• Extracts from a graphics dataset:

§ §

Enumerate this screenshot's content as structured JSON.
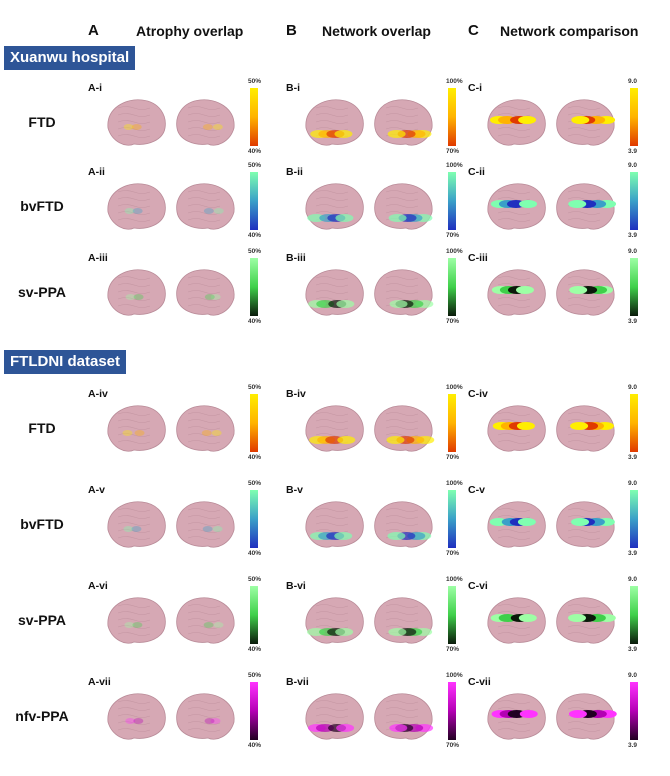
{
  "columns": [
    {
      "letter": "A",
      "title": "Atrophy overlap"
    },
    {
      "letter": "B",
      "title": "Network overlap"
    },
    {
      "letter": "C",
      "title": "Network comparison"
    }
  ],
  "colors": {
    "brain": "#d6a8b4",
    "brain_edge": "#b98b98",
    "section_bg": "#2e5597",
    "yellow_red": [
      "#ffee00",
      "#ffb300",
      "#e03a00"
    ],
    "green_blue": [
      "#7fffb0",
      "#3aa0c8",
      "#1f2fbf"
    ],
    "green_black": [
      "#9dffa5",
      "#3fd04a",
      "#0a1a0a"
    ],
    "magenta_black": [
      "#ff33ff",
      "#b400b4",
      "#220022"
    ]
  },
  "sections": [
    {
      "title": "Xuanwu hospital",
      "rows": [
        {
          "label": "FTD",
          "palette": "yellow_red",
          "panels": [
            {
              "id": "A-i",
              "top": "50%",
              "bottom": "40%"
            },
            {
              "id": "B-i",
              "top": "100%",
              "bottom": "70%"
            },
            {
              "id": "C-i",
              "top": "9.0",
              "bottom": "3.9"
            }
          ]
        },
        {
          "label": "bvFTD",
          "palette": "green_blue",
          "panels": [
            {
              "id": "A-ii",
              "top": "50%",
              "bottom": "40%"
            },
            {
              "id": "B-ii",
              "top": "100%",
              "bottom": "70%"
            },
            {
              "id": "C-ii",
              "top": "9.0",
              "bottom": "3.9"
            }
          ]
        },
        {
          "label": "sv-PPA",
          "palette": "green_black",
          "panels": [
            {
              "id": "A-iii",
              "top": "50%",
              "bottom": "40%"
            },
            {
              "id": "B-iii",
              "top": "100%",
              "bottom": "70%"
            },
            {
              "id": "C-iii",
              "top": "9.0",
              "bottom": "3.9"
            }
          ]
        }
      ]
    },
    {
      "title": "FTLDNI dataset",
      "rows": [
        {
          "label": "FTD",
          "palette": "yellow_red",
          "panels": [
            {
              "id": "A-iv",
              "top": "50%",
              "bottom": "40%"
            },
            {
              "id": "B-iv",
              "top": "100%",
              "bottom": "70%"
            },
            {
              "id": "C-iv",
              "top": "9.0",
              "bottom": "3.9"
            }
          ]
        },
        {
          "label": "bvFTD",
          "palette": "green_blue",
          "panels": [
            {
              "id": "A-v",
              "top": "50%",
              "bottom": "40%"
            },
            {
              "id": "B-v",
              "top": "100%",
              "bottom": "70%"
            },
            {
              "id": "C-v",
              "top": "9.0",
              "bottom": "3.9"
            }
          ]
        },
        {
          "label": "sv-PPA",
          "palette": "green_black",
          "panels": [
            {
              "id": "A-vi",
              "top": "50%",
              "bottom": "40%"
            },
            {
              "id": "B-vi",
              "top": "100%",
              "bottom": "70%"
            },
            {
              "id": "C-vi",
              "top": "9.0",
              "bottom": "3.9"
            }
          ]
        },
        {
          "label": "nfv-PPA",
          "palette": "magenta_black",
          "panels": [
            {
              "id": "A-vii",
              "top": "50%",
              "bottom": "40%"
            },
            {
              "id": "B-vii",
              "top": "100%",
              "bottom": "70%"
            },
            {
              "id": "C-vii",
              "top": "9.0",
              "bottom": "3.9"
            }
          ]
        }
      ]
    }
  ]
}
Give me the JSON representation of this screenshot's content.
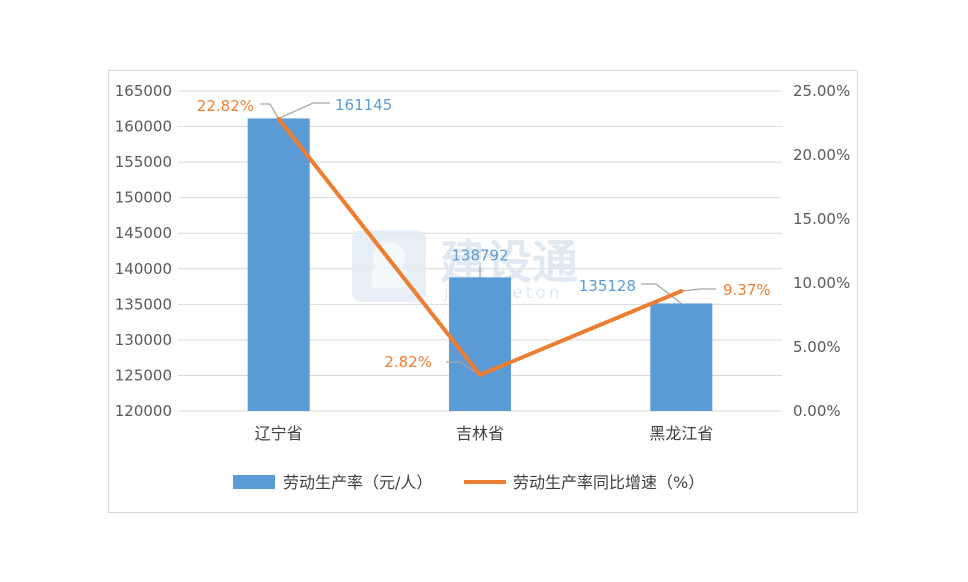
{
  "chart_data": {
    "type": "bar",
    "categories": [
      "辽宁省",
      "吉林省",
      "黑龙江省"
    ],
    "series": [
      {
        "name": "劳动生产率（元/人）",
        "type": "bar",
        "axis": "left",
        "values": [
          161145,
          138792,
          135128
        ],
        "color": "#5b9bd5"
      },
      {
        "name": "劳动生产率同比增速（%）",
        "type": "line",
        "axis": "right",
        "values": [
          22.82,
          2.82,
          9.37
        ],
        "color": "#ed7d31"
      }
    ],
    "bar_labels": [
      "161145",
      "138792",
      "135128"
    ],
    "line_labels": [
      "22.82%",
      "2.82%",
      "9.37%"
    ],
    "y_left": {
      "min": 120000,
      "max": 165000,
      "step": 5000,
      "ticks": [
        "120000",
        "125000",
        "130000",
        "135000",
        "140000",
        "145000",
        "150000",
        "155000",
        "160000",
        "165000"
      ]
    },
    "y_right": {
      "min": 0,
      "max": 25,
      "step": 5,
      "ticks": [
        "0.00%",
        "5.00%",
        "10.00%",
        "15.00%",
        "20.00%",
        "25.00%"
      ]
    },
    "grid": true,
    "legend_position": "bottom"
  },
  "watermark": {
    "title": "建设通",
    "subtitle": "jiansheton"
  },
  "colors": {
    "bar": "#5b9bd5",
    "line": "#ed7d31",
    "grid": "#d9d9d9",
    "leader": "#a6a6a6"
  }
}
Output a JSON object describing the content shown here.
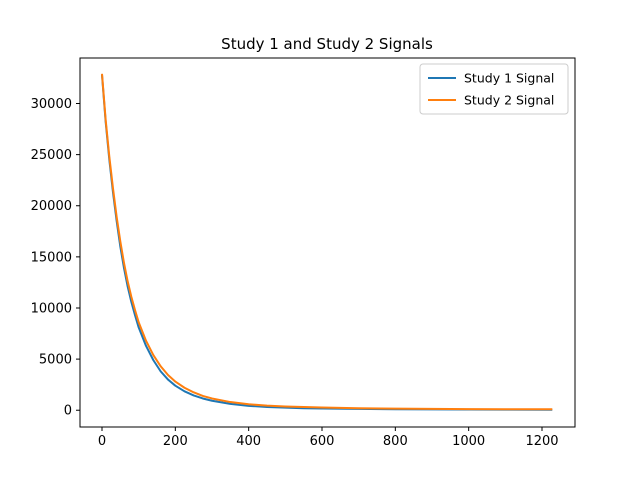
{
  "chart_data": {
    "type": "line",
    "title": "Study 1 and Study 2 Signals",
    "xlabel": "",
    "ylabel": "",
    "xlim": [
      -60,
      1290
    ],
    "ylim": [
      -1640,
      34450
    ],
    "xticks": [
      0,
      200,
      400,
      600,
      800,
      1000,
      1200
    ],
    "xtick_labels": [
      "0",
      "200",
      "400",
      "600",
      "800",
      "1000",
      "1200"
    ],
    "yticks": [
      0,
      5000,
      10000,
      15000,
      20000,
      25000,
      30000
    ],
    "ytick_labels": [
      "0",
      "5000",
      "10000",
      "15000",
      "20000",
      "25000",
      "30000"
    ],
    "grid": false,
    "legend_position": "top-right",
    "series": [
      {
        "name": "Study 1 Signal",
        "color": "#1f77b4",
        "x": [
          0,
          10,
          20,
          30,
          40,
          50,
          60,
          70,
          80,
          90,
          100,
          120,
          140,
          160,
          180,
          200,
          225,
          250,
          275,
          300,
          350,
          400,
          450,
          500,
          550,
          600,
          700,
          800,
          900,
          1000,
          1100,
          1228
        ],
        "y": [
          32800,
          28200,
          24500,
          21300,
          18500,
          16000,
          13900,
          12100,
          10600,
          9300,
          8100,
          6300,
          4900,
          3800,
          3000,
          2400,
          1850,
          1450,
          1150,
          930,
          620,
          430,
          320,
          250,
          200,
          170,
          130,
          100,
          80,
          70,
          60,
          50
        ]
      },
      {
        "name": "Study 2 Signal",
        "color": "#ff7f0e",
        "x": [
          0,
          10,
          20,
          30,
          40,
          50,
          60,
          70,
          80,
          90,
          100,
          120,
          140,
          160,
          180,
          200,
          225,
          250,
          275,
          300,
          350,
          400,
          450,
          500,
          550,
          600,
          700,
          800,
          900,
          1000,
          1100,
          1228
        ],
        "y": [
          32900,
          28400,
          24800,
          21700,
          18900,
          16500,
          14400,
          12600,
          11100,
          9800,
          8600,
          6800,
          5400,
          4300,
          3450,
          2800,
          2200,
          1750,
          1400,
          1150,
          800,
          580,
          450,
          370,
          310,
          270,
          200,
          160,
          130,
          110,
          100,
          90
        ]
      }
    ]
  }
}
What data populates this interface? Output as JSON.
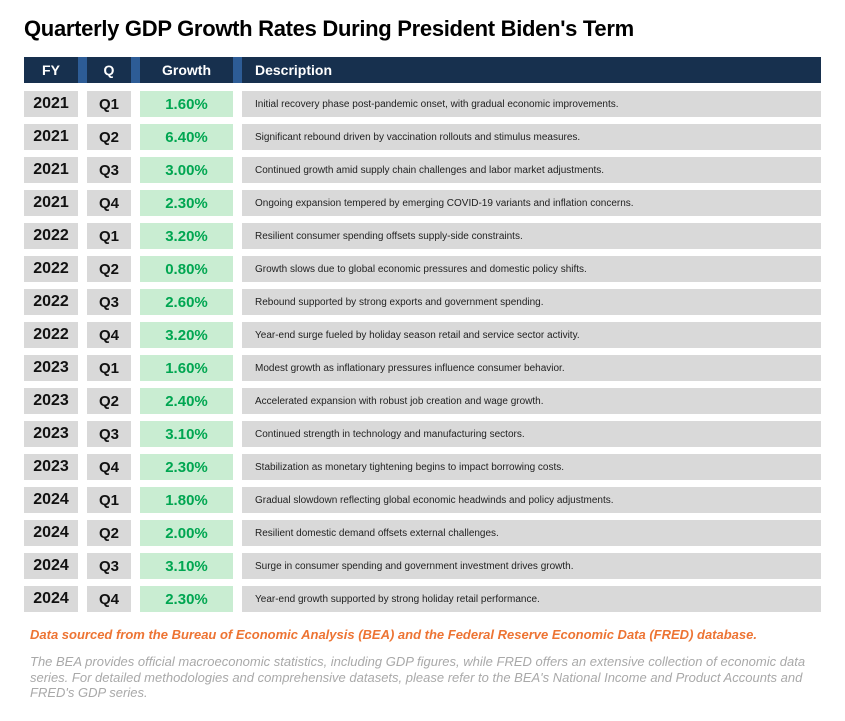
{
  "title": "Quarterly GDP Growth Rates During President Biden's Term",
  "table": {
    "headers": {
      "fy": "FY",
      "q": "Q",
      "growth": "Growth",
      "description": "Description"
    },
    "rows": [
      {
        "fy": "2021",
        "q": "Q1",
        "growth": "1.60%",
        "description": "Initial recovery phase post-pandemic onset, with gradual economic improvements."
      },
      {
        "fy": "2021",
        "q": "Q2",
        "growth": "6.40%",
        "description": "Significant rebound driven by vaccination rollouts and stimulus measures."
      },
      {
        "fy": "2021",
        "q": "Q3",
        "growth": "3.00%",
        "description": "Continued growth amid supply chain challenges and labor market adjustments."
      },
      {
        "fy": "2021",
        "q": "Q4",
        "growth": "2.30%",
        "description": "Ongoing expansion tempered by emerging COVID-19 variants and inflation concerns."
      },
      {
        "fy": "2022",
        "q": "Q1",
        "growth": "3.20%",
        "description": "Resilient consumer spending offsets supply-side constraints."
      },
      {
        "fy": "2022",
        "q": "Q2",
        "growth": "0.80%",
        "description": "Growth slows due to global economic pressures and domestic policy shifts."
      },
      {
        "fy": "2022",
        "q": "Q3",
        "growth": "2.60%",
        "description": "Rebound supported by strong exports and government spending."
      },
      {
        "fy": "2022",
        "q": "Q4",
        "growth": "3.20%",
        "description": "Year-end surge fueled by holiday season retail and service sector activity."
      },
      {
        "fy": "2023",
        "q": "Q1",
        "growth": "1.60%",
        "description": "Modest growth as inflationary pressures influence consumer behavior."
      },
      {
        "fy": "2023",
        "q": "Q2",
        "growth": "2.40%",
        "description": "Accelerated expansion with robust job creation and wage growth."
      },
      {
        "fy": "2023",
        "q": "Q3",
        "growth": "3.10%",
        "description": "Continued strength in technology and manufacturing sectors."
      },
      {
        "fy": "2023",
        "q": "Q4",
        "growth": "2.30%",
        "description": "Stabilization as monetary tightening begins to impact borrowing costs."
      },
      {
        "fy": "2024",
        "q": "Q1",
        "growth": "1.80%",
        "description": "Gradual slowdown reflecting global economic headwinds and policy adjustments."
      },
      {
        "fy": "2024",
        "q": "Q2",
        "growth": "2.00%",
        "description": "Resilient domestic demand offsets external challenges."
      },
      {
        "fy": "2024",
        "q": "Q3",
        "growth": "3.10%",
        "description": "Surge in consumer spending and government investment drives growth."
      },
      {
        "fy": "2024",
        "q": "Q4",
        "growth": "2.30%",
        "description": "Year-end growth supported by strong holiday retail performance."
      }
    ]
  },
  "footer": {
    "source_line": "Data sourced from the Bureau of Economic Analysis (BEA) and the Federal Reserve Economic Data (FRED) database.",
    "note": "The BEA provides official macroeconomic statistics, including GDP figures, while FRED offers an extensive collection of economic data series. For detailed methodologies and comprehensive datasets, please refer to the BEA's National Income and Product Accounts and FRED's GDP series."
  },
  "colors": {
    "header_bg": "#17304e",
    "header_divider": "#2d5c96",
    "row_bg": "#d9d9d9",
    "growth_bg": "#c9edd2",
    "growth_text": "#00a651",
    "source_text": "#ed7433",
    "note_text": "#a9a9a9"
  }
}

§ §

• EXERCISE:
Across the material above, how many lines include the string "Study"? Only the number is wanted.

• RESPONSE FOR THIS EXERCISE:
3